Required work - Search the listing below for the string "Tableau" and copy every line where it occurs.

Records from a data source:
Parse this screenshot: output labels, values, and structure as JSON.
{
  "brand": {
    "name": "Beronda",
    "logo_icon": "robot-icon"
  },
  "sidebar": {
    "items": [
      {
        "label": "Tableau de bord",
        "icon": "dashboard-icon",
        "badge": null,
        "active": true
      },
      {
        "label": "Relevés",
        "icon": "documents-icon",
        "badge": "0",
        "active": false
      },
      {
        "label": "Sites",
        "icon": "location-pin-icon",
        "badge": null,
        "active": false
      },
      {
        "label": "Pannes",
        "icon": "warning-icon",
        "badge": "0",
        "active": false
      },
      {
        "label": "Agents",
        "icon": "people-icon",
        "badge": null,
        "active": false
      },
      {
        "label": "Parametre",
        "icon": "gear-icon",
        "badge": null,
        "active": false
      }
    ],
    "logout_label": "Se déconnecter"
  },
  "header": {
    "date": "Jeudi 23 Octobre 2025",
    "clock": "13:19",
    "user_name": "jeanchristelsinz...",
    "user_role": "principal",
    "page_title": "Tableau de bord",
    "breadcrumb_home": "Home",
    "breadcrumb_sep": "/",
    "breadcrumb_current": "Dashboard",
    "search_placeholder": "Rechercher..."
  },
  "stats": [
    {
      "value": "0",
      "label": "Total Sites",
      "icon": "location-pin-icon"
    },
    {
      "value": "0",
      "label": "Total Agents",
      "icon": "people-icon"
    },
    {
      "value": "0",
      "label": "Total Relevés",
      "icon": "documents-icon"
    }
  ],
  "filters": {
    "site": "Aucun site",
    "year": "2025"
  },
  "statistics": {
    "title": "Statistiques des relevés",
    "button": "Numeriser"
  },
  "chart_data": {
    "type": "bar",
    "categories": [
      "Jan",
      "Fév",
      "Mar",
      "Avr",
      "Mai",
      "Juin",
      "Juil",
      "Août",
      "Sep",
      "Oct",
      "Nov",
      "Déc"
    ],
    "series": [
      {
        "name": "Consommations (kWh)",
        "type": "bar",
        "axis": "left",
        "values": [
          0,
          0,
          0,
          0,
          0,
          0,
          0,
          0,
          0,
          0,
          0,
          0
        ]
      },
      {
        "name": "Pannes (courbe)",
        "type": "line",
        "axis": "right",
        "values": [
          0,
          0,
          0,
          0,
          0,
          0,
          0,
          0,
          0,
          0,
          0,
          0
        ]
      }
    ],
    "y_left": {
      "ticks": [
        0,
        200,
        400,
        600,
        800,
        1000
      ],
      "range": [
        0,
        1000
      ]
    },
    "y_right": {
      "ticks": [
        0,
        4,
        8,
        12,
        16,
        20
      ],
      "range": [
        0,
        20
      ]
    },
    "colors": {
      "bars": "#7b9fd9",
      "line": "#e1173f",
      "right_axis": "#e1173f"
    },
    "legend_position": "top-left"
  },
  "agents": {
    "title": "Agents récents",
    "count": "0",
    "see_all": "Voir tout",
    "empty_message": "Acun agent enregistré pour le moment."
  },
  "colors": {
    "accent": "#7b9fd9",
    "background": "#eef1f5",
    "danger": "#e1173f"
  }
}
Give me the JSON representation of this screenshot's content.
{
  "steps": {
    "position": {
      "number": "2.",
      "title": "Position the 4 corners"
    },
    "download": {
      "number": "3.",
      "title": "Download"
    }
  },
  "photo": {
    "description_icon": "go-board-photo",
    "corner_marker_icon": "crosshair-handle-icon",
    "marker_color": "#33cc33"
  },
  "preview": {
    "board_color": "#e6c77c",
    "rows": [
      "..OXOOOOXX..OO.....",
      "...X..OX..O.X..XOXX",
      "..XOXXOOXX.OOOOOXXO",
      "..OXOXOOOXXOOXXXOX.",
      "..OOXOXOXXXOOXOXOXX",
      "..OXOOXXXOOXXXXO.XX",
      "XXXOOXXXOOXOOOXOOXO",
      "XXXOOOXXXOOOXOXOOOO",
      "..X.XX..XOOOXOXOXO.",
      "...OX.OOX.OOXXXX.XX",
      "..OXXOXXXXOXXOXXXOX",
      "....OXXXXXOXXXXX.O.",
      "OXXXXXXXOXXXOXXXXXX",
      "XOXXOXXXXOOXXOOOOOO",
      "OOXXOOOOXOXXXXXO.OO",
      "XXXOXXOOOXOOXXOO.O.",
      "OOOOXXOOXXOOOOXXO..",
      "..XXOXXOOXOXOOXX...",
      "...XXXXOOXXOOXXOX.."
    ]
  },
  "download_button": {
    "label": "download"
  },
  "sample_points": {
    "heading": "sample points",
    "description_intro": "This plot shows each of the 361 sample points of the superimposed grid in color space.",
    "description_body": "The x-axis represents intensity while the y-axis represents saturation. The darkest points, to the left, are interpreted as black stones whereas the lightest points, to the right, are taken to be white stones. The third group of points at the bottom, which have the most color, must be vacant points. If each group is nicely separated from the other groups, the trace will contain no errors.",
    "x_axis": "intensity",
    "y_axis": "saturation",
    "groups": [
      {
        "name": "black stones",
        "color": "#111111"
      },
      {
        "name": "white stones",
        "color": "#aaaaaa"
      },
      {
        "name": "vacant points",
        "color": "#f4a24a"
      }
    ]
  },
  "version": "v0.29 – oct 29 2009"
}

In response -
        "label": "Tableau de bord",
    "page_title": "Tableau de bord",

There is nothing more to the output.